◆ **Work instructions**
Select from the records below every line that has the word "name" in it.

◆ **Material provided**
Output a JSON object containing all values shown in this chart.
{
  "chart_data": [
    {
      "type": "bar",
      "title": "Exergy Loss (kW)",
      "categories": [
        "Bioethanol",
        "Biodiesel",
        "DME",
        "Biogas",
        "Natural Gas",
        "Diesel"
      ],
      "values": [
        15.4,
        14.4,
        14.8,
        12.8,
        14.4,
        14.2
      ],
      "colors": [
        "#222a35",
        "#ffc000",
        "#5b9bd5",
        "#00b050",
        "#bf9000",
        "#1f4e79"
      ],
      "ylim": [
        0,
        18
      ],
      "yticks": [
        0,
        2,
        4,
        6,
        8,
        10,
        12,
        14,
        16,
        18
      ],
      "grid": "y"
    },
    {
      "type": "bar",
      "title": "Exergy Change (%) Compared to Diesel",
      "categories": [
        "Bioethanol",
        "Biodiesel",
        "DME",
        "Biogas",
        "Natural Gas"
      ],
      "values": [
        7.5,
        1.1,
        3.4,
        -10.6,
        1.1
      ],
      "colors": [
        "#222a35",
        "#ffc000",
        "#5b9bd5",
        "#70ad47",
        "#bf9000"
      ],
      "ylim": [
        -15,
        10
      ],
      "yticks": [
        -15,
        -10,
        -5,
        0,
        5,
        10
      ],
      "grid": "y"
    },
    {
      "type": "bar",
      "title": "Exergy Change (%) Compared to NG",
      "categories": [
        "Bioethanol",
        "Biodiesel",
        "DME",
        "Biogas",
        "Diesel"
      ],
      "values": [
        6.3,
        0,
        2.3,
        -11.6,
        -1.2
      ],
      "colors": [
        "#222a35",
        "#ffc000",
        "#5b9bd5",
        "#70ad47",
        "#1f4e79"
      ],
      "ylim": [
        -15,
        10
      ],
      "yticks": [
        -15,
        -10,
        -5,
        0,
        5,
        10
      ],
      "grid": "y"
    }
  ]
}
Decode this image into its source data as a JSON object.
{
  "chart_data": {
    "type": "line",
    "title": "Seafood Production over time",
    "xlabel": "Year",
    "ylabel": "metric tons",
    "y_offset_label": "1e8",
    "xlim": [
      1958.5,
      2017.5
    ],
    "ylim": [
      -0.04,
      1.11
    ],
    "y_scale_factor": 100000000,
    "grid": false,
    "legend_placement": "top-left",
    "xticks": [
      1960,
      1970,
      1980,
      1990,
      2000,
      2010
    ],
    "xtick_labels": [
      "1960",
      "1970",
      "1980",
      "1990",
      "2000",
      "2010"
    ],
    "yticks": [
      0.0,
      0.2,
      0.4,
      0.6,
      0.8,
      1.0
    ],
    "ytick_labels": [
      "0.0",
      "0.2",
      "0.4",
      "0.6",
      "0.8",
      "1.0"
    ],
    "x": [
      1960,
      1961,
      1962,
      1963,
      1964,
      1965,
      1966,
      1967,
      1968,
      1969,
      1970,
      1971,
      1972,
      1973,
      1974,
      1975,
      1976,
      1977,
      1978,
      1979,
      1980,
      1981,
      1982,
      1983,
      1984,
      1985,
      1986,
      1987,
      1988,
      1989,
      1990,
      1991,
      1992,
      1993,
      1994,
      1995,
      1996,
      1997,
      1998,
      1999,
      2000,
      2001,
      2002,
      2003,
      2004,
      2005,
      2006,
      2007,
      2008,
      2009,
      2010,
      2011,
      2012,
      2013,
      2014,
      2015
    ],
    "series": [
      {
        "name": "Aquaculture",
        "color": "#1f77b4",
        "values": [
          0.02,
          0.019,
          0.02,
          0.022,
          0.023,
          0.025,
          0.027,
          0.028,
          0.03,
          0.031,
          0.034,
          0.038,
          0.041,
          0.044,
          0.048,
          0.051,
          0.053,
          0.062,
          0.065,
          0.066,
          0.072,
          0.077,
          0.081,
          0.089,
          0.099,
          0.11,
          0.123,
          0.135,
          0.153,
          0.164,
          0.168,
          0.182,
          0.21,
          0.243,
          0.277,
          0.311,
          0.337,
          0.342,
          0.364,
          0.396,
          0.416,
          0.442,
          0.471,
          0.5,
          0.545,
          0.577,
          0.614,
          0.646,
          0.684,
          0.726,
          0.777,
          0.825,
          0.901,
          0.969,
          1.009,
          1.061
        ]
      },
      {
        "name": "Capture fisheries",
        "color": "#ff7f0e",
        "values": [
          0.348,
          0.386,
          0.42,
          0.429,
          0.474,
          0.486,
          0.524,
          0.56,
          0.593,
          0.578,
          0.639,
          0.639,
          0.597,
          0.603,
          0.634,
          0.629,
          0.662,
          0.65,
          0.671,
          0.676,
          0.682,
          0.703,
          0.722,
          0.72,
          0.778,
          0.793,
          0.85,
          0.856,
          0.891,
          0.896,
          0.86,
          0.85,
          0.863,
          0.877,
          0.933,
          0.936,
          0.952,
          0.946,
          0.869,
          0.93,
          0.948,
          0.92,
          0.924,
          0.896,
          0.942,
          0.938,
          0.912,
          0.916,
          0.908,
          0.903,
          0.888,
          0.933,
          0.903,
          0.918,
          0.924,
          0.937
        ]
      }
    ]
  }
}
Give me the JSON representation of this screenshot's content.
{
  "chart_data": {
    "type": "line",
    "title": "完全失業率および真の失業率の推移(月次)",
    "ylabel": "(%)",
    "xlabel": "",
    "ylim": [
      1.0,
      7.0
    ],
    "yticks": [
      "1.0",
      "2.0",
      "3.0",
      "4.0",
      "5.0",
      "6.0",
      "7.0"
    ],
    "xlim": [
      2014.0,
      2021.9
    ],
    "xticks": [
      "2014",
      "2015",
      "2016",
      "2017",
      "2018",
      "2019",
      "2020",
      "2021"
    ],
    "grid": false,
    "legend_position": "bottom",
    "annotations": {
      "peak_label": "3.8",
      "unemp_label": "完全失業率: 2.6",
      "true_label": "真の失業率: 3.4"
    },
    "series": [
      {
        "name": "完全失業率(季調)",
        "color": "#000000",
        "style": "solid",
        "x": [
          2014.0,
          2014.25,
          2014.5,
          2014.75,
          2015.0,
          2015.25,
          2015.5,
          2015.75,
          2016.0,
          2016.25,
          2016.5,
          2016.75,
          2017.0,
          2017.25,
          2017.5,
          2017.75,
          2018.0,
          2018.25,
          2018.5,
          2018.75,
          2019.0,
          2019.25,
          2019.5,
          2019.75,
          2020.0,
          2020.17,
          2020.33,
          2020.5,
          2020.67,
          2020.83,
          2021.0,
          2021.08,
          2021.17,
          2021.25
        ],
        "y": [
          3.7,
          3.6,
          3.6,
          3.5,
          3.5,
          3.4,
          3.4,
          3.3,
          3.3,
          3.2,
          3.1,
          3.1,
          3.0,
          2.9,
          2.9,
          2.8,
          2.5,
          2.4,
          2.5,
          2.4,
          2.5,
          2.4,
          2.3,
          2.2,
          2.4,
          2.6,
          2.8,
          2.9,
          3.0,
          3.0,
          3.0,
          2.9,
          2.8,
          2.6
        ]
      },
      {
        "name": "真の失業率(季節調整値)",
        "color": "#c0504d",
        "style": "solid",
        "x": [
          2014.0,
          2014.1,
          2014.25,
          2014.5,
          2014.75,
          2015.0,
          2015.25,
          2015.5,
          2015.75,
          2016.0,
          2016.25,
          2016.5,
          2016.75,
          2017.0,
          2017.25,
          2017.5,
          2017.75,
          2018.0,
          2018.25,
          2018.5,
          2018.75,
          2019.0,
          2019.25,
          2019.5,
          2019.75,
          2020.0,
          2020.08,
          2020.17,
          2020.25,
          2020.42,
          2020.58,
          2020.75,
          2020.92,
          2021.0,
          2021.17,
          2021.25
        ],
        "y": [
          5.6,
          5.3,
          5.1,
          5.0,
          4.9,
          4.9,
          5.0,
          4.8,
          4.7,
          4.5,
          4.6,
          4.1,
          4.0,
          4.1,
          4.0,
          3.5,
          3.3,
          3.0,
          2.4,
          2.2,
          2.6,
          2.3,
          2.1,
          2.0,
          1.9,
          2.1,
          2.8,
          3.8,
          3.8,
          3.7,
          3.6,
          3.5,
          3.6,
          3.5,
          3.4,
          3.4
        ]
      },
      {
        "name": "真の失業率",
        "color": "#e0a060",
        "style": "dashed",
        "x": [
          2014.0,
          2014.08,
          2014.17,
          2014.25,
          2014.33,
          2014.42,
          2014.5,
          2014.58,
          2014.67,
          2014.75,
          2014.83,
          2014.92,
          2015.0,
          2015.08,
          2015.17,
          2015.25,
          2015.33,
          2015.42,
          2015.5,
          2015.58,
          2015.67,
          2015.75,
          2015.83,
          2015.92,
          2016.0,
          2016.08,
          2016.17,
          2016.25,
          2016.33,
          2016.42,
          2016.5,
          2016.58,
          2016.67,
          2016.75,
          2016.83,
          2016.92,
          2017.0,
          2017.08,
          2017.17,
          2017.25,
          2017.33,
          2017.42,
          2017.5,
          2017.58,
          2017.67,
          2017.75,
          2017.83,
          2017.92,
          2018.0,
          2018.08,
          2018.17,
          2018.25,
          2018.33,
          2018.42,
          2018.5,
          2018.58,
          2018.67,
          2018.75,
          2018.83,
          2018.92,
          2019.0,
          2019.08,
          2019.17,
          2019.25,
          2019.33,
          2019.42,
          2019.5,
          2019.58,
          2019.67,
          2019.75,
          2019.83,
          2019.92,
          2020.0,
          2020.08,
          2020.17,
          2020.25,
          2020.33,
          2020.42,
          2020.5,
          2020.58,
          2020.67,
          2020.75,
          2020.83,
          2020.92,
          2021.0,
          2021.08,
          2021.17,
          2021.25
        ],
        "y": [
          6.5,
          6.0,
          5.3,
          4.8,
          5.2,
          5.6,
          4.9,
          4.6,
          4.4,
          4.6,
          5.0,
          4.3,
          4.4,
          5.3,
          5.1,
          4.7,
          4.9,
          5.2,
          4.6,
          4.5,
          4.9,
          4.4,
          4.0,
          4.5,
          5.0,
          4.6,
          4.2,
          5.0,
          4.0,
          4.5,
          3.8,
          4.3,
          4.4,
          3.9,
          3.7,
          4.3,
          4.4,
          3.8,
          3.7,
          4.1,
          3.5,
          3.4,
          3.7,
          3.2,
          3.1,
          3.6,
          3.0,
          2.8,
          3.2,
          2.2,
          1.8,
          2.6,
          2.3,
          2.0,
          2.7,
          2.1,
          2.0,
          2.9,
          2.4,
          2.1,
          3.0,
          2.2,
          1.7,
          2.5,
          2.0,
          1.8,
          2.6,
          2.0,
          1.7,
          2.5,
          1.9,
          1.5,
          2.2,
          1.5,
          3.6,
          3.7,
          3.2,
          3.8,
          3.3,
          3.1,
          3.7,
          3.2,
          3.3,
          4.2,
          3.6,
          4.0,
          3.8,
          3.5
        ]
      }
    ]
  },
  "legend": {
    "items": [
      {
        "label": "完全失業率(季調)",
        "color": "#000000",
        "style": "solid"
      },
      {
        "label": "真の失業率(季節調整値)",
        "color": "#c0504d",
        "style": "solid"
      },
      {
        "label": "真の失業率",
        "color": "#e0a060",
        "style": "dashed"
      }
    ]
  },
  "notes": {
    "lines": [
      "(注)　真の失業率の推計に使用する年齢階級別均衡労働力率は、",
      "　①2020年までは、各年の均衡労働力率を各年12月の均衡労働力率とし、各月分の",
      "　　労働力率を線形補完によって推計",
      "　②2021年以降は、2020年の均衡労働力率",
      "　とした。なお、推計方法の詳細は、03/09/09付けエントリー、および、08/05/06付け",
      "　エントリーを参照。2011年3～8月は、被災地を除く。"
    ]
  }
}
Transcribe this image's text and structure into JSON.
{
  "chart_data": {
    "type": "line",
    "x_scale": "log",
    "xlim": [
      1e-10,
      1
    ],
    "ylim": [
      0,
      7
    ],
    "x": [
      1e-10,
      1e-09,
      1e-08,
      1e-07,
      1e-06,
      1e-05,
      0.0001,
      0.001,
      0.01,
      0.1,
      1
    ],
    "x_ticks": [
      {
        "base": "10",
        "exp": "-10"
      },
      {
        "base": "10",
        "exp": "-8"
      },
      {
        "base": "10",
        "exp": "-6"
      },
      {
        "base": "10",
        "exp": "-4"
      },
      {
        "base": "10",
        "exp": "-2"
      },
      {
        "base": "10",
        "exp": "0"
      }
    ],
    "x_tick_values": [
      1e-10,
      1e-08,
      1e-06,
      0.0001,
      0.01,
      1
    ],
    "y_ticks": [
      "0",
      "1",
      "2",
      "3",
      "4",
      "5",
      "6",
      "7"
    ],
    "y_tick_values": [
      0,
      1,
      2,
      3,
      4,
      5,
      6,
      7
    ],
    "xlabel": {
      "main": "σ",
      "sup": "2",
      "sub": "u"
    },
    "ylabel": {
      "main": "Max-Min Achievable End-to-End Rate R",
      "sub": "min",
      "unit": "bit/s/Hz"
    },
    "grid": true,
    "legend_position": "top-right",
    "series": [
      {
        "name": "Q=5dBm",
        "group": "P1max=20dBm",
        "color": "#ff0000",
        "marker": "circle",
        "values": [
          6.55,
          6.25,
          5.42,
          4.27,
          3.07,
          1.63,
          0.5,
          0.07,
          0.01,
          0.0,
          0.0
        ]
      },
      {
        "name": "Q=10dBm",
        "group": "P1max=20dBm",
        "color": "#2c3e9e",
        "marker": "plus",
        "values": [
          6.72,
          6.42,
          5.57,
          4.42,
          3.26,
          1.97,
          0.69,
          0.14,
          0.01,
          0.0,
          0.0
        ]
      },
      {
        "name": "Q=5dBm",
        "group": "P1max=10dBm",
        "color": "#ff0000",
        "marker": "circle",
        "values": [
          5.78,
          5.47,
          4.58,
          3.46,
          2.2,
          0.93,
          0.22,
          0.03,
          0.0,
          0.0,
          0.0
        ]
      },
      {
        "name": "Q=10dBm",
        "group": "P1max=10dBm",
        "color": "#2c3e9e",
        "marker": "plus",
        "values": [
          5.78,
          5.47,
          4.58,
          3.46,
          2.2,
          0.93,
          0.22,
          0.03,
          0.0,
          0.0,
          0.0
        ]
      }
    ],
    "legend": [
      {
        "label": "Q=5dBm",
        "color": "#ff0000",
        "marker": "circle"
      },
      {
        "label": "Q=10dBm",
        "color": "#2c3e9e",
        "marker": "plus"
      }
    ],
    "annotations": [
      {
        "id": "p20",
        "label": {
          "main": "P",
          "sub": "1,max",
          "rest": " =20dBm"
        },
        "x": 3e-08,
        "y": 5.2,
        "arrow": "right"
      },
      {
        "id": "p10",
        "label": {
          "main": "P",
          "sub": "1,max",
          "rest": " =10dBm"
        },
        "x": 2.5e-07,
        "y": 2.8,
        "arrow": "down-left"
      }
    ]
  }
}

◆ **Task result**
        "name": "Aquaculture",
        "name": "Capture fisheries",
        "name": "完全失業率(季調)",
        "name": "真の失業率(季節調整値)",
        "name": "真の失業率",
        "name": "Q=5dBm",
        "name": "Q=10dBm",
        "name": "Q=5dBm",
        "name": "Q=10dBm",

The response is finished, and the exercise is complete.